> _RAW DATA_:
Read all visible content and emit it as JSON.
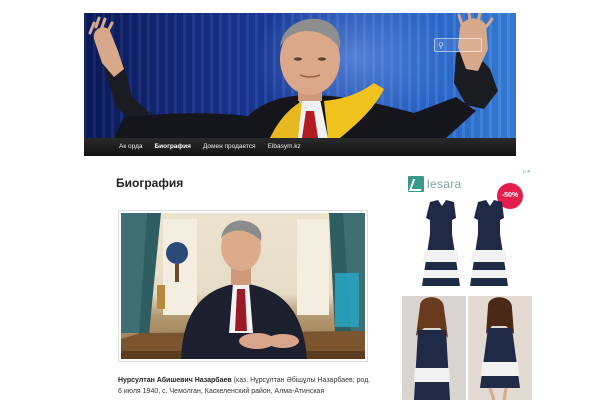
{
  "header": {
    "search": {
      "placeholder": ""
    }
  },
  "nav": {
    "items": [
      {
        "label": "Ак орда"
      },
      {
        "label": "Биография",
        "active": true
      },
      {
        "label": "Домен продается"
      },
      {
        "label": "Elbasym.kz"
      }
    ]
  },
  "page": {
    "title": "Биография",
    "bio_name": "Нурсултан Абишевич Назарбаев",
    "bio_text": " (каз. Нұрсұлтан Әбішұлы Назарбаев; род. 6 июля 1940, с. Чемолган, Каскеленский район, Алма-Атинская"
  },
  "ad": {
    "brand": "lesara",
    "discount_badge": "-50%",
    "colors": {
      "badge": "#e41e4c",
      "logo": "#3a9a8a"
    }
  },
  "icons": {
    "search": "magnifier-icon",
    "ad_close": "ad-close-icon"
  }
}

> _WHAT THE TASK ASKS_:
State the number of lines holding the word "Назарбаев" in the listing. Add nothing else.

> _ANSWER FOR THE TASK_:
2